_MATERIAL FOR THE TASK_
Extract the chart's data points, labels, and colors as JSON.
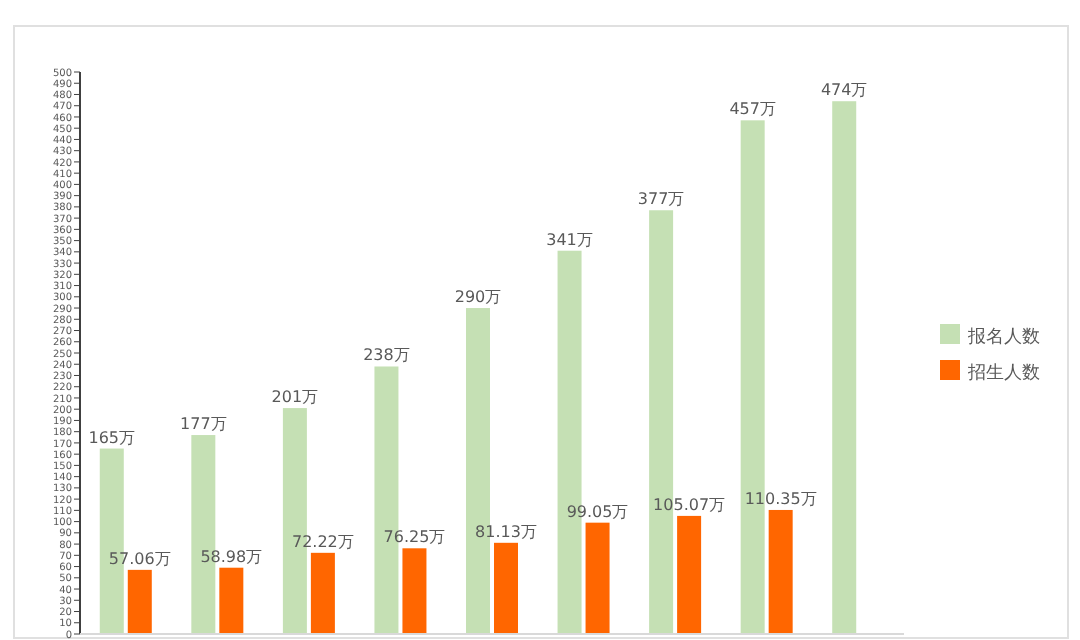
{
  "chart_data": {
    "type": "bar",
    "categories": [
      null,
      null,
      null,
      null,
      null,
      null,
      null,
      null,
      null
    ],
    "series": [
      {
        "name": "报名人数",
        "color": "#c5e0b4",
        "values": [
          165,
          177,
          201,
          238,
          290,
          341,
          377,
          457,
          474
        ],
        "value_labels": [
          "165万",
          "177万",
          "201万",
          "238万",
          "290万",
          "341万",
          "377万",
          "457万",
          "474万"
        ]
      },
      {
        "name": "招生人数",
        "color": "#ff6600",
        "values": [
          57.06,
          58.98,
          72.22,
          76.25,
          81.13,
          99.05,
          105.07,
          110.35,
          null
        ],
        "value_labels": [
          "57.06万",
          "58.98万",
          "72.22万",
          "76.25万",
          "81.13万",
          "99.05万",
          "105.07万",
          "110.35万",
          null
        ]
      }
    ],
    "ylim": [
      0,
      500
    ],
    "yticks": [
      0,
      10,
      20,
      30,
      40,
      50,
      60,
      70,
      80,
      90,
      100,
      110,
      120,
      130,
      140,
      150,
      160,
      170,
      180,
      190,
      200,
      210,
      220,
      230,
      240,
      250,
      260,
      270,
      280,
      290,
      300,
      310,
      320,
      330,
      340,
      350,
      360,
      370,
      380,
      390,
      400,
      410,
      420,
      430,
      440,
      450,
      460,
      470,
      480,
      490,
      500
    ],
    "grid": false,
    "legend": "right"
  }
}
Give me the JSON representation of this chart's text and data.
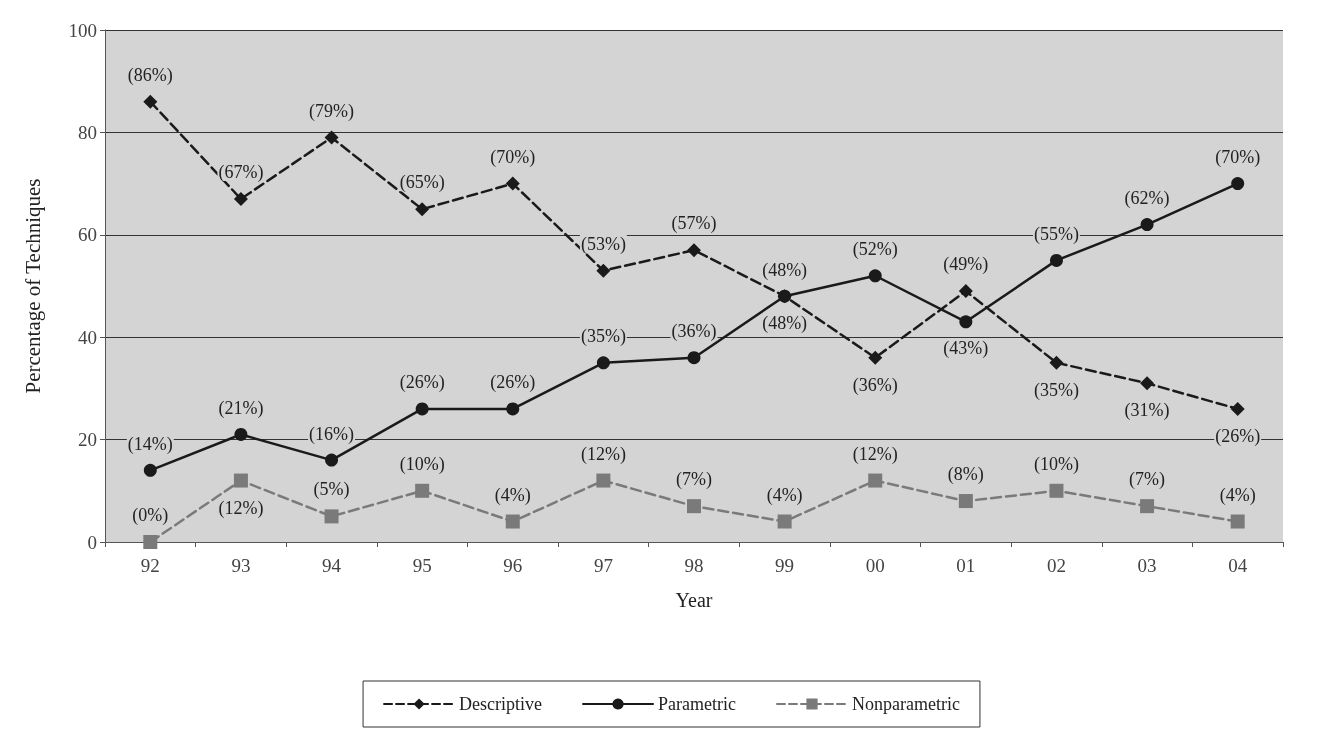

_TASK TO COMPLETE_
Would you set down the listing exactly, omitting pictures?

_THE OUTPUT_
Extract the chart's data points, labels, and colors as JSON.
{
  "chart_data": {
    "type": "bar",
    "categories": [
      null,
      null,
      null,
      null,
      null,
      null,
      null,
      null,
      null
    ],
    "series": [
      {
        "name": "报名人数",
        "color": "#c5e0b4",
        "values": [
          165,
          177,
          201,
          238,
          290,
          341,
          377,
          457,
          474
        ],
        "value_labels": [
          "165万",
          "177万",
          "201万",
          "238万",
          "290万",
          "341万",
          "377万",
          "457万",
          "474万"
        ]
      },
      {
        "name": "招生人数",
        "color": "#ff6600",
        "values": [
          57.06,
          58.98,
          72.22,
          76.25,
          81.13,
          99.05,
          105.07,
          110.35,
          null
        ],
        "value_labels": [
          "57.06万",
          "58.98万",
          "72.22万",
          "76.25万",
          "81.13万",
          "99.05万",
          "105.07万",
          "110.35万",
          null
        ]
      }
    ],
    "ylim": [
      0,
      500
    ],
    "yticks": [
      0,
      10,
      20,
      30,
      40,
      50,
      60,
      70,
      80,
      90,
      100,
      110,
      120,
      130,
      140,
      150,
      160,
      170,
      180,
      190,
      200,
      210,
      220,
      230,
      240,
      250,
      260,
      270,
      280,
      290,
      300,
      310,
      320,
      330,
      340,
      350,
      360,
      370,
      380,
      390,
      400,
      410,
      420,
      430,
      440,
      450,
      460,
      470,
      480,
      490,
      500
    ],
    "grid": false,
    "legend": "right"
  }
}
Give me the JSON representation of this chart's text and data.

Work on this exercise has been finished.